## Begin EXERCISE DATA

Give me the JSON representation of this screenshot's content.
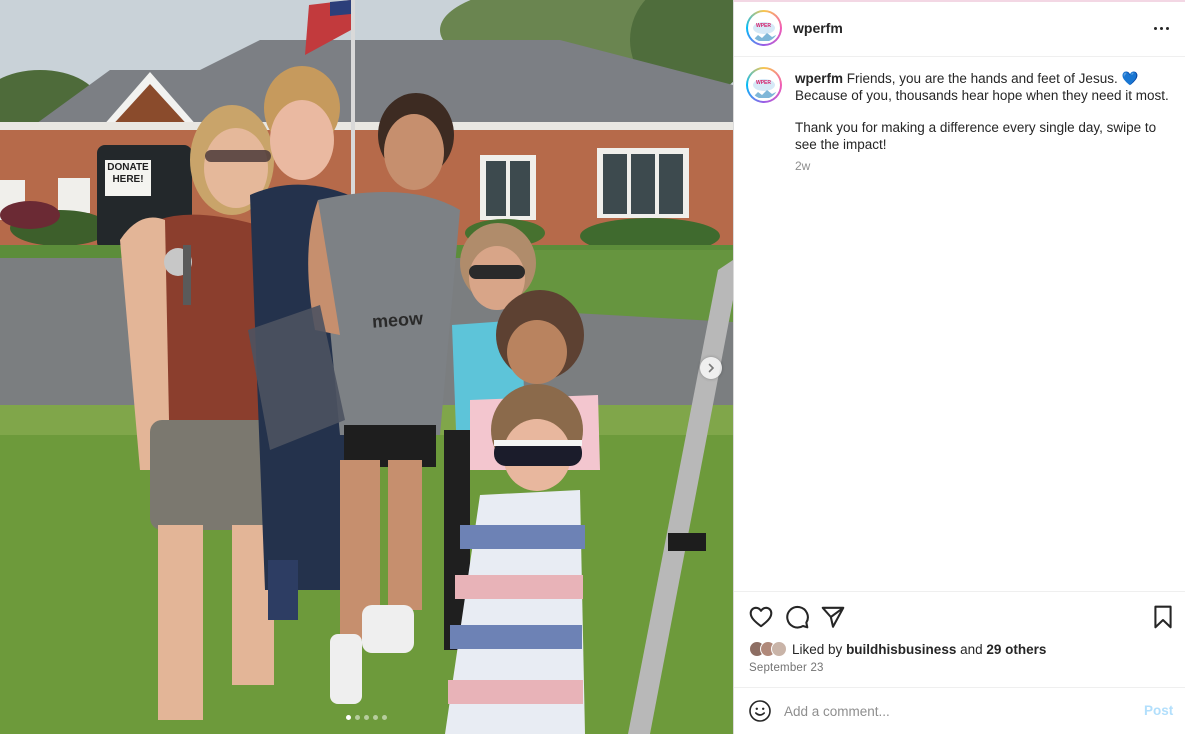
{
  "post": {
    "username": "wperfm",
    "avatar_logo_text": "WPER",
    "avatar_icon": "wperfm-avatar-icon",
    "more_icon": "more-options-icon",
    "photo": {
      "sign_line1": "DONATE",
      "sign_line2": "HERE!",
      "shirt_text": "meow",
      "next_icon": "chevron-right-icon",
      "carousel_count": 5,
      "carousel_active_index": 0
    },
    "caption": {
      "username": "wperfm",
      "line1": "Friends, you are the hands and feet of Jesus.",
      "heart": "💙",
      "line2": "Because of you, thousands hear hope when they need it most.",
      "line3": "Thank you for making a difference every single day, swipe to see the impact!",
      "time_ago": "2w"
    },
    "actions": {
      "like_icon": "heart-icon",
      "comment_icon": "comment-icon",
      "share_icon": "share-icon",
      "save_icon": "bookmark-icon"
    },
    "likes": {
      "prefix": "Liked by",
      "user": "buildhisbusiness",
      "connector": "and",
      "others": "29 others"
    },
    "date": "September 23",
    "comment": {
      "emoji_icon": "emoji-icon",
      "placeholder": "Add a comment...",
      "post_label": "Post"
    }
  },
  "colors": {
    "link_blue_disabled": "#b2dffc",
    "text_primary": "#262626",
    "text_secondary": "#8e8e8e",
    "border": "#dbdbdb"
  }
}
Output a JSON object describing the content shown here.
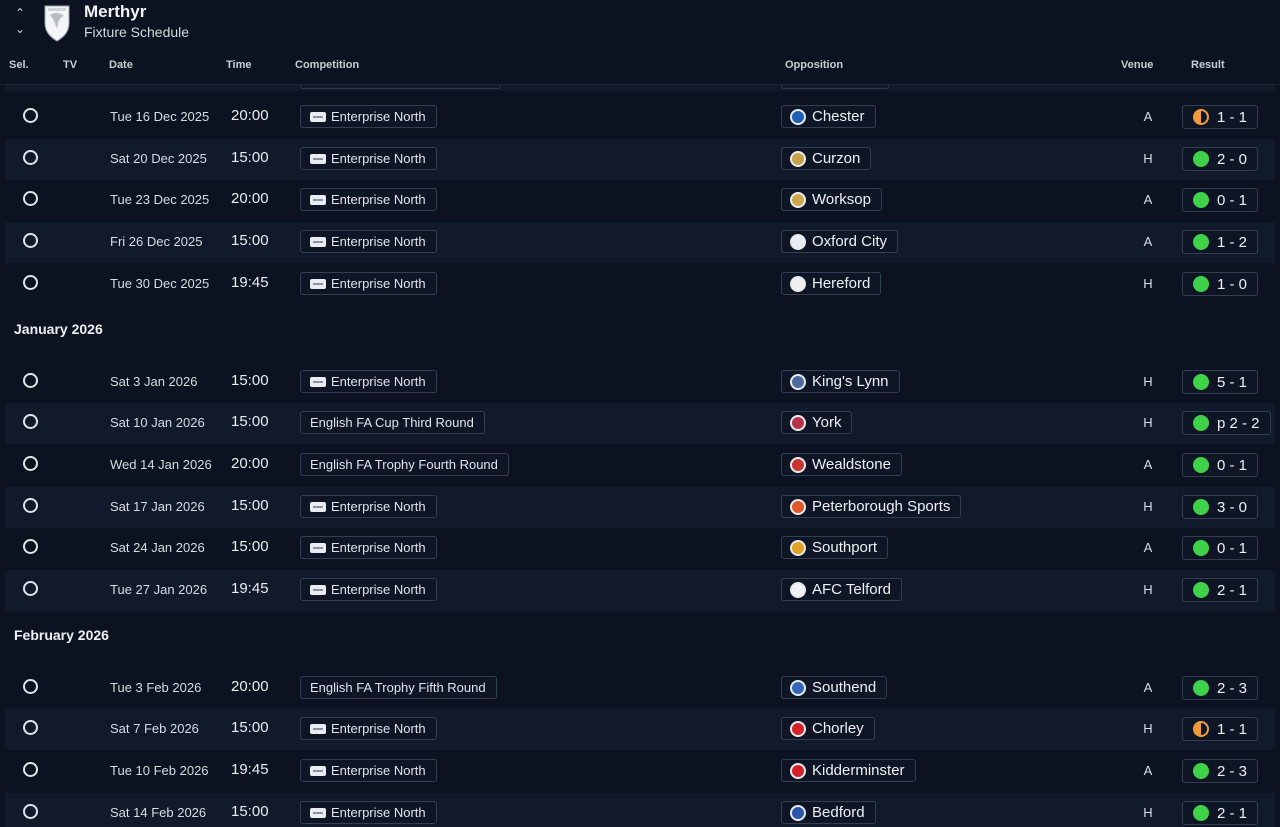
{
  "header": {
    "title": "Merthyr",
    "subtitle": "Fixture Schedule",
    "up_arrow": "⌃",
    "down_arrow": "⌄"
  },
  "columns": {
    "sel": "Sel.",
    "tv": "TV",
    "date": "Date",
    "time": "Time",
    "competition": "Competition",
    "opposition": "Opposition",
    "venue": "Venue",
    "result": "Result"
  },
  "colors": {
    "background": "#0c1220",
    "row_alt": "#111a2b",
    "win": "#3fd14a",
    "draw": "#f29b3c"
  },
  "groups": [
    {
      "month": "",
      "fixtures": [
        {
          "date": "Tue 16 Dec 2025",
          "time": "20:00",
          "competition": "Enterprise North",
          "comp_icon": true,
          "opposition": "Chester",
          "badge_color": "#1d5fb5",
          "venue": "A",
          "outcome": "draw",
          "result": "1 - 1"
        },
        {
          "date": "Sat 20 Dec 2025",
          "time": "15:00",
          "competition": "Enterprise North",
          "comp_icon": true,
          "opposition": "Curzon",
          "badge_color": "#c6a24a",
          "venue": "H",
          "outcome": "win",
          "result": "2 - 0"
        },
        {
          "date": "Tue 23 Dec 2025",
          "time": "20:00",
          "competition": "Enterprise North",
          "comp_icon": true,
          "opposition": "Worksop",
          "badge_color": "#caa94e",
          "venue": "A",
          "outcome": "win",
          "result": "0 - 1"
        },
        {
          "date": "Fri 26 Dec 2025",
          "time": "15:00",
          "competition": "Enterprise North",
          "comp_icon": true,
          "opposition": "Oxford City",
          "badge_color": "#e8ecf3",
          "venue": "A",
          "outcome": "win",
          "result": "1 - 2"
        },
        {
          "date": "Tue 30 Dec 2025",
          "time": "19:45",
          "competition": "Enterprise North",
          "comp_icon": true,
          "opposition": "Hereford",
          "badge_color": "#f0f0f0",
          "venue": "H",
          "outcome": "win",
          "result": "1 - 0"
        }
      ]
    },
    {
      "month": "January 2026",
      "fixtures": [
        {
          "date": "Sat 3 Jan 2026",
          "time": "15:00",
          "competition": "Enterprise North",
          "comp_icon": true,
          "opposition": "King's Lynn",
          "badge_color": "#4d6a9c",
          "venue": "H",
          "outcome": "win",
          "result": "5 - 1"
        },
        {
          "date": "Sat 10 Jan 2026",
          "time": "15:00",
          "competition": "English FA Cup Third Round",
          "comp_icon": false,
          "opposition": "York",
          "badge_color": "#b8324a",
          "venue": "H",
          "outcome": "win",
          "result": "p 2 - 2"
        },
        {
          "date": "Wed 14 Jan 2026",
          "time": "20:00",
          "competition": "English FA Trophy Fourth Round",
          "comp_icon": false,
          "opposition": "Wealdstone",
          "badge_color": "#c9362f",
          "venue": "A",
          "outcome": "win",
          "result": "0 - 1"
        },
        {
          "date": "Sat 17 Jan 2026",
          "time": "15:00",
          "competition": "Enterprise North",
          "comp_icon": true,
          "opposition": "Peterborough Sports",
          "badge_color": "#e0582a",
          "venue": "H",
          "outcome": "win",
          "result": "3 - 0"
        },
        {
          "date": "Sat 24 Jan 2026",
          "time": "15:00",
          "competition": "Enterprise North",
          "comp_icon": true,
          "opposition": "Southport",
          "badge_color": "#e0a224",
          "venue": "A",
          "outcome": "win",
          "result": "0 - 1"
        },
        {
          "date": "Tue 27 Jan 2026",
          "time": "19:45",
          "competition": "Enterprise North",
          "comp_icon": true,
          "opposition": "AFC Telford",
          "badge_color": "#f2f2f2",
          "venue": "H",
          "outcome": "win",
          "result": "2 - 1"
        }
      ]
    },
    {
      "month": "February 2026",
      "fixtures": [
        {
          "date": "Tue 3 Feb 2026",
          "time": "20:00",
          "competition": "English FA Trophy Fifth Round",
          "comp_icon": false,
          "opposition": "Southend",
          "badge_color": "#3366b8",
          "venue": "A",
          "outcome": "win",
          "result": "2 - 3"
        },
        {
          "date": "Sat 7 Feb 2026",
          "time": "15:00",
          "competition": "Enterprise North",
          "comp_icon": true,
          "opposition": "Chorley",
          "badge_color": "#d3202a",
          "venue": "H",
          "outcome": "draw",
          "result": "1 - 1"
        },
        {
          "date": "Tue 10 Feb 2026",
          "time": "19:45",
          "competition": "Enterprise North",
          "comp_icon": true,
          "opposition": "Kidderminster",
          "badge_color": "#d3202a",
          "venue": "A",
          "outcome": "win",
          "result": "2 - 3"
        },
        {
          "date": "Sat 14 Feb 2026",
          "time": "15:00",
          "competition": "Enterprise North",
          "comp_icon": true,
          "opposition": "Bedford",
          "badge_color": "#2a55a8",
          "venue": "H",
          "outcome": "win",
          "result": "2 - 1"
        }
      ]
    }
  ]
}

## End EXERCISE DATA
## Begin EXERCISE DATA

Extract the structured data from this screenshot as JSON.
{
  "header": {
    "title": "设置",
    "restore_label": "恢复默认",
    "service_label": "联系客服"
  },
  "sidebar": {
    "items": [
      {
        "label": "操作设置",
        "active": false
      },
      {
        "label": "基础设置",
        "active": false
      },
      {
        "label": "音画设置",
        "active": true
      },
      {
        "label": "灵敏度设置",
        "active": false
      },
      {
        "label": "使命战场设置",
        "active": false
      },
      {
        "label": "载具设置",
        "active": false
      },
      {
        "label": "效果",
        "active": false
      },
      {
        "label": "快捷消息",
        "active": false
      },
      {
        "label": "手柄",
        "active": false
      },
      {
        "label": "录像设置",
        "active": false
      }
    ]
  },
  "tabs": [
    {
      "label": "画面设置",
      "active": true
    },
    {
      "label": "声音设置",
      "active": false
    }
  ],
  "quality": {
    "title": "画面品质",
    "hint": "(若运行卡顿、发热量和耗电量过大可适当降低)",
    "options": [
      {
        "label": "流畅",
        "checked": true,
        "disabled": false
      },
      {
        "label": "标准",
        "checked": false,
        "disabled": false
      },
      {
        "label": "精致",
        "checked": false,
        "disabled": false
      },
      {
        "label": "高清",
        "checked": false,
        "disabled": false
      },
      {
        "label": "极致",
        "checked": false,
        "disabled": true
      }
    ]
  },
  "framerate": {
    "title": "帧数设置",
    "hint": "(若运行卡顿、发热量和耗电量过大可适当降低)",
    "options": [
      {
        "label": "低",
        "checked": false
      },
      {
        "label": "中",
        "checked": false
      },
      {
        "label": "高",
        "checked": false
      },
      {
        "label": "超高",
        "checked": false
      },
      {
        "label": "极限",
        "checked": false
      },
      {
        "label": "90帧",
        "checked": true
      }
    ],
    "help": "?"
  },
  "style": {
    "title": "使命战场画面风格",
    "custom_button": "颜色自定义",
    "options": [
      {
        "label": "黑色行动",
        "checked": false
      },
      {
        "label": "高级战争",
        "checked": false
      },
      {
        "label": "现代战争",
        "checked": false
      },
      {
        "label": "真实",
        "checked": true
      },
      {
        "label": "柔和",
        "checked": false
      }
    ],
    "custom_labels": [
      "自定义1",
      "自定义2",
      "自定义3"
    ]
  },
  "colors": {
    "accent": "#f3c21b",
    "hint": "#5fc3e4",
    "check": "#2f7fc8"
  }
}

## End EXERCISE DATA
## Begin EXERCISE DATA

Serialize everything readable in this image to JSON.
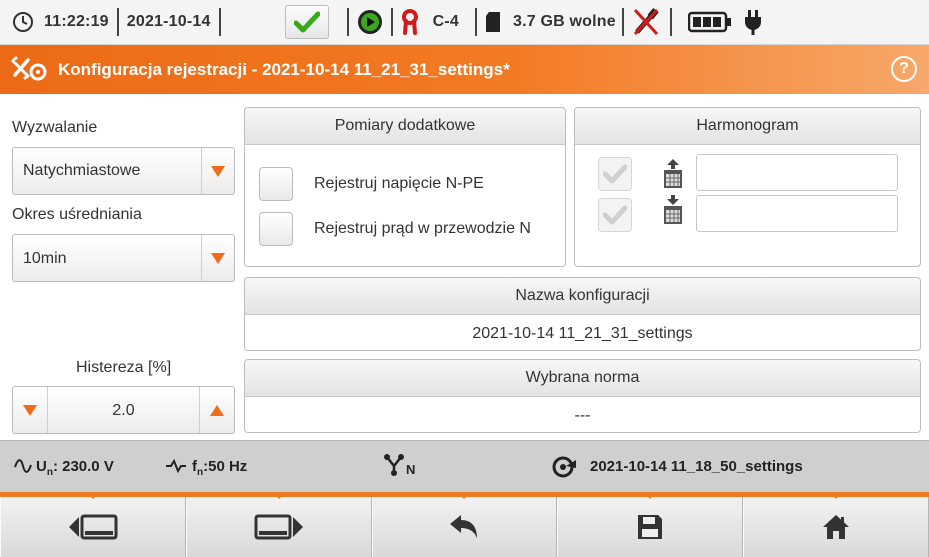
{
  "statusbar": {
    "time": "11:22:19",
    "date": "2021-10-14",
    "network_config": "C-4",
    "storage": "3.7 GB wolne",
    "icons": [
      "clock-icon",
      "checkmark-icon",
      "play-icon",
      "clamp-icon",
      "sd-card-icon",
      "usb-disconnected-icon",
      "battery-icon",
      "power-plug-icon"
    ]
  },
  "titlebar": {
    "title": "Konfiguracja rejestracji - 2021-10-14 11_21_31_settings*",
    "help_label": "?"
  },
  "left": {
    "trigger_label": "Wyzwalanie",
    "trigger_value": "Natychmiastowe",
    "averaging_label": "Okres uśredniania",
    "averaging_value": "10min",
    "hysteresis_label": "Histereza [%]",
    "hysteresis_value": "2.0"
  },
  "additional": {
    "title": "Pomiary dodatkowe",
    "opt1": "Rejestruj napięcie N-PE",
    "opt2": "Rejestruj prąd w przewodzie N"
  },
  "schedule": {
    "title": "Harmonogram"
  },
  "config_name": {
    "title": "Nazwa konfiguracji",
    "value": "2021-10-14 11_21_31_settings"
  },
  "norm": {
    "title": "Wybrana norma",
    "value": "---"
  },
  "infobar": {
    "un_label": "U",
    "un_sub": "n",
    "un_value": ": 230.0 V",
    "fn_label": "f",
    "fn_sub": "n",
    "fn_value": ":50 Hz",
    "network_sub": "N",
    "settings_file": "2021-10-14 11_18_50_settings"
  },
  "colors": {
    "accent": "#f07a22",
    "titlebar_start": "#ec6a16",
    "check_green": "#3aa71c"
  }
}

## End EXERCISE DATA

_THE PROBLEM_. Write out every line of the listing that holds the word "comment".

_TASK SOLUTION_.
      "comment_icon": "comment-icon",
    "comment": {
      "placeholder": "Add a comment...",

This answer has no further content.